**Quoted text:**

Not everybody's cup of tea, but our ability to be 'present' is highly variable, both person-to-person, and one person over time. I'm a somewhat daydreamy sort of person, so I work to bring focus when I'm using power tools. As a hobbyist I walk out of my shop when I get tired, emotional, or otherwise distracted, but that's not an option for everyone.


"Check mode" with stopped saw and light/buzzer instead of brake would be pretty good for such cases (unless wood has some internal moisture).


> The biggest problem with the saw stop is that wood when it is even slightly moist can set it off.

Is there any proof of this? From my understanding, that's a myth. Demonstrated here at about 3:00 https://www.youtube.com/watch?v=NV6Jhw0hhBI


The one at our *kerspace has tripped numerous times on damp wood, laser-cut wood, shiny laminates that didn't register as metallic but apparently it was a full moon that day or something, etc.

It's also saved a few legit fingers, so it's still a net win, but you've got to have pretty deep pockets to cover all the false trips.


I see, thanks!


It is true, laser cut wood and burnt wood in general also sets it off. However on all saw stop saws I've used you can disable the safety when you have to cut those materials.


Also, cutting anything that is metal or metal-coated, or otherwise conductive in any way.

You’d be surprised at the number of materials you might want to cut on a table saw that are unexpectedly conductive.


One thing I'm still unsure of regarding table saws: is there really much risk of injury if you follow all of the typically recommended safety practices?

Every tablesaw injury I remember hearing about involved the operator failing to follow some of those guidelines.


If you do everything right there is not much risk. But I have never met a human who does everything right 100% of the time.


You can't avoid rare events like a wood piece breaking and things like that. I'm much more worried of angle grinder for example.


This goes back to the basic point of safety work: Even the best trained, most attentive and careful operator can get into dangerous situations. There's no way to anticipate the moment that their attention might wander or some external circumstance might just force the situation.


Is there anyway to do it magnetically using inducted currents? I doubt you can stop the saw that way, but you should be able slow the blade down so it does not do as much damage.


A tablesaw goes through a finger as if it is nothing. Fingers can move at speeds of dozens of centimeters per second. So anything that takes longer a dozen microseconds to stop the blade will not be good enough to let you keep your finger.


Another one is machinery where you have to "enter" the machine to do maintenance. Think industrial ovens.

You're supposed to turn off the circuit breaker and lock it with your own personal lock that only you have the key to. That way no one can turn it on even if they wanted to.

I've heard no one, under any circumstances is allowed to take the lock off. If the person leaves after their shift and forgets to take it off for example, they have to come back in the middle of the night so to speak and take it off.

**Short exercise 1:**
Rewrite the entries as a numbered list, leaving out blank lines: begin at the first line of the entries and stop after the line that contains "31, 697, 52]".
The text and the entries have nothing to do with each other.

**Records supplied:**
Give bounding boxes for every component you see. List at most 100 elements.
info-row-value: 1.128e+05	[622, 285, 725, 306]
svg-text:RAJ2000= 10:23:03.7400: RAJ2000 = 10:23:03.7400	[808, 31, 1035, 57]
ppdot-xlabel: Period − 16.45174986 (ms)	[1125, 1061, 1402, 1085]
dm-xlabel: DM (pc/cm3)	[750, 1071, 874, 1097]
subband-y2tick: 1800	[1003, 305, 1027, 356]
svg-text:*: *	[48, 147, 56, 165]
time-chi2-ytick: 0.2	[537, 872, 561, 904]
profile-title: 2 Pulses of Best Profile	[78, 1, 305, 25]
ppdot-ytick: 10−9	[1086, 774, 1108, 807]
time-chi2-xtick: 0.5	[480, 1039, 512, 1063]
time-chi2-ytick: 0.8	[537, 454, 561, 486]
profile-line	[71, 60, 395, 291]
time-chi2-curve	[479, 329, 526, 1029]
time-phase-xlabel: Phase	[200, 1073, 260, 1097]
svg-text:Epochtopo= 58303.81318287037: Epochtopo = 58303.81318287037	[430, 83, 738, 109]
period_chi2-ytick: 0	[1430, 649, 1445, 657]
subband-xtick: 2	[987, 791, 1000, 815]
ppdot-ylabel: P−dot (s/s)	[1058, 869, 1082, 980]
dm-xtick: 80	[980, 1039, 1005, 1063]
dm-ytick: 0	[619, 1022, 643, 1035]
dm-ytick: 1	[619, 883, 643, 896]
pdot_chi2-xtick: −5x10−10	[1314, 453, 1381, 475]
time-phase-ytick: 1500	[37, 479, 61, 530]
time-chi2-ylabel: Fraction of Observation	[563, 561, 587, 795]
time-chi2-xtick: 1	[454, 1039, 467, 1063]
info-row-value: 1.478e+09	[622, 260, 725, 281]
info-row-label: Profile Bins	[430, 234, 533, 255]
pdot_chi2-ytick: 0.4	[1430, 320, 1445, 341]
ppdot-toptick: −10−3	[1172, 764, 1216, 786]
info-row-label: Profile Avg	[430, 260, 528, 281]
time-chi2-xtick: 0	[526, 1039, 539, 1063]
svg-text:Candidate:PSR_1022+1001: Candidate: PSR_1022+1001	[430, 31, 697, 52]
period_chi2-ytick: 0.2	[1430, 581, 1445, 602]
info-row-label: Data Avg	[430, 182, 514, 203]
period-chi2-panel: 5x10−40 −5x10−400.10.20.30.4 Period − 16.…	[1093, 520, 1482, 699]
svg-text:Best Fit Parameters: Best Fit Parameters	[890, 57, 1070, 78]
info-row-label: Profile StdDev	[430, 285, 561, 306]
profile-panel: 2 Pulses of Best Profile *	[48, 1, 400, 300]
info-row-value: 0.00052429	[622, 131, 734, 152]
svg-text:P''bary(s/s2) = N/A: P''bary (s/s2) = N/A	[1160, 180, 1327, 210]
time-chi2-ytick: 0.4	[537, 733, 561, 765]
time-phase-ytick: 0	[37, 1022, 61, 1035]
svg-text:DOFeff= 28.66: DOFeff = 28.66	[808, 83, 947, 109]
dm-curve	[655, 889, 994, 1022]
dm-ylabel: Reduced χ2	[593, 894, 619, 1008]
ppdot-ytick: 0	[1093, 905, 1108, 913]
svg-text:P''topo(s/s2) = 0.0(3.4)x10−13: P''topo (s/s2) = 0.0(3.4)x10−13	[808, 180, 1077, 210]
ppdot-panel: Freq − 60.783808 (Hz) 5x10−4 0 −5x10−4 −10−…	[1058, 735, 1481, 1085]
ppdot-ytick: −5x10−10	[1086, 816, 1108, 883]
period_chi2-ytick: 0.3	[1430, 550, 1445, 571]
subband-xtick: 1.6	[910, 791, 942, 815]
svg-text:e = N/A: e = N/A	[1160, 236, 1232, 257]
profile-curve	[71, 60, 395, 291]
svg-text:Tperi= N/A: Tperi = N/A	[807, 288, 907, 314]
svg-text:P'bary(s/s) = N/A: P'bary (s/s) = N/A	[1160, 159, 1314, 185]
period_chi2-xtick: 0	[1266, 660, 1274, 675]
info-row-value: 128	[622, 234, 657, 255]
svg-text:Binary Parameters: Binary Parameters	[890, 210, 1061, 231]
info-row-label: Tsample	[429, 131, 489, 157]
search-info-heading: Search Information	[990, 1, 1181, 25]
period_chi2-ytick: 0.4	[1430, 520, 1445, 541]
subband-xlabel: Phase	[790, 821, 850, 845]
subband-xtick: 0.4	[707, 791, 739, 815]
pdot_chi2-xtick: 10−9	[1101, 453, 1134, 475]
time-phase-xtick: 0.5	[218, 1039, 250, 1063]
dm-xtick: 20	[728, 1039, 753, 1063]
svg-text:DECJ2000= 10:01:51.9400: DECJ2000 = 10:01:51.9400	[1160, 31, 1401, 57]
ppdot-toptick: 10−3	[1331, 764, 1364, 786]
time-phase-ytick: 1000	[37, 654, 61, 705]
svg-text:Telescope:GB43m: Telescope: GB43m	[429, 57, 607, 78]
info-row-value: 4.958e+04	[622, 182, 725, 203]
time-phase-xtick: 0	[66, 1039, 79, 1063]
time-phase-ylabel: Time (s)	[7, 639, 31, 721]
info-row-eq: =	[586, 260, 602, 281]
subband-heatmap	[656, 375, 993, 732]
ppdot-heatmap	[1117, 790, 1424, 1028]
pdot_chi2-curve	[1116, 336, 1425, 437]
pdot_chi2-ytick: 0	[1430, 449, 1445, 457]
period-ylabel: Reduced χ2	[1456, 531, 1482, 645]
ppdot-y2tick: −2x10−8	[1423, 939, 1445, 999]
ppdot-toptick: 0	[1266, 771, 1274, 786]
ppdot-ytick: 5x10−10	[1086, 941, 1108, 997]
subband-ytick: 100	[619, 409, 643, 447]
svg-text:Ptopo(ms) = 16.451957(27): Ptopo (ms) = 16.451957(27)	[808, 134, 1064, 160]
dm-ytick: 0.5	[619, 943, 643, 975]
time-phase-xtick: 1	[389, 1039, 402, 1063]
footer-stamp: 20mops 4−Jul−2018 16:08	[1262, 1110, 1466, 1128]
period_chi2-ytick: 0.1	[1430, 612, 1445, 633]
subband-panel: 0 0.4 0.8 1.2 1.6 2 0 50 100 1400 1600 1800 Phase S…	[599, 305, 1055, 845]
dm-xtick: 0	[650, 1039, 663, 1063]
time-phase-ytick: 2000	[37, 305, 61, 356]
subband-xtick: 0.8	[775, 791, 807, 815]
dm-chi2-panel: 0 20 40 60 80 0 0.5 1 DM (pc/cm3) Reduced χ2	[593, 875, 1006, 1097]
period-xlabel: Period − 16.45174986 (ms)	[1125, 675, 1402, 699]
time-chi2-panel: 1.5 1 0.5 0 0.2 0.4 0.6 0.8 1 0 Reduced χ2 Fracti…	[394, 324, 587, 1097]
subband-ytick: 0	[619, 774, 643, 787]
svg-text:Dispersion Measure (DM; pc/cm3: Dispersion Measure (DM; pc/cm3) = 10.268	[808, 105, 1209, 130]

**Short exercise 2:**
In the table saw discussion, why is a person working inside machinery supposed to lock the circuit breaker with their own personal lock?

**Task result 1:**
1. Give bounding boxes for every component you see. List at most 100 elements.
2. info-row-value: 1.128e+05	[622, 285, 725, 306]
3. svg-text:RAJ2000= 10:23:03.7400: RAJ2000 = 10:23:03.7400	[808, 31, 1035, 57]
4. ppdot-xlabel: Period − 16.45174986 (ms)	[1125, 1061, 1402, 1085]
5. dm-xlabel: DM (pc/cm3)	[750, 1071, 874, 1097]
6. subband-y2tick: 1800	[1003, 305, 1027, 356]
7. svg-text:*: *	[48, 147, 56, 165]
8. time-chi2-ytick: 0.2	[537, 872, 561, 904]
9. profile-title: 2 Pulses of Best Profile	[78, 1, 305, 25]
10. ppdot-ytick: 10−9	[1086, 774, 1108, 807]
11. time-chi2-xtick: 0.5	[480, 1039, 512, 1063]
12. time-chi2-ytick: 0.8	[537, 454, 561, 486]
13. profile-line	[71, 60, 395, 291]
14. time-chi2-curve	[479, 329, 526, 1029]
15. time-phase-xlabel: Phase	[200, 1073, 260, 1097]
16. svg-text:Epochtopo= 58303.81318287037: Epochtopo = 58303.81318287037	[430, 83, 738, 109]
17. period_chi2-ytick: 0	[1430, 649, 1445, 657]
18. subband-xtick: 2	[987, 791, 1000, 815]
19. ppdot-ylabel: P−dot (s/s)	[1058, 869, 1082, 980]
20. dm-xtick: 80	[980, 1039, 1005, 1063]
21. dm-ytick: 0	[619, 1022, 643, 1035]
22. dm-ytick: 1	[619, 883, 643, 896]
23. pdot_chi2-xtick: −5x10−10	[1314, 453, 1381, 475]
24. time-phase-ytick: 1500	[37, 479, 61, 530]
25. time-chi2-ylabel: Fraction of Observation	[563, 561, 587, 795]
26. time-chi2-xtick: 1	[454, 1039, 467, 1063]
27. info-row-value: 1.478e+09	[622, 260, 725, 281]
28. info-row-label: Profile Bins	[430, 234, 533, 255]
29. pdot_chi2-ytick: 0.4	[1430, 320, 1445, 341]
30. ppdot-toptick: −10−3	[1172, 764, 1216, 786]
31. info-row-label: Profile Avg	[430, 260, 528, 281]
32. time-chi2-xtick: 0	[526, 1039, 539, 1063]
33. svg-text:Candidate:PSR_1022+1001: Candidate: PSR_1022+1001	[430, 31, 697, 52]

**Task result 2:**
Only that person has the key to the lock. That way no one else can turn the machine on while they're inside, even if they wanted to.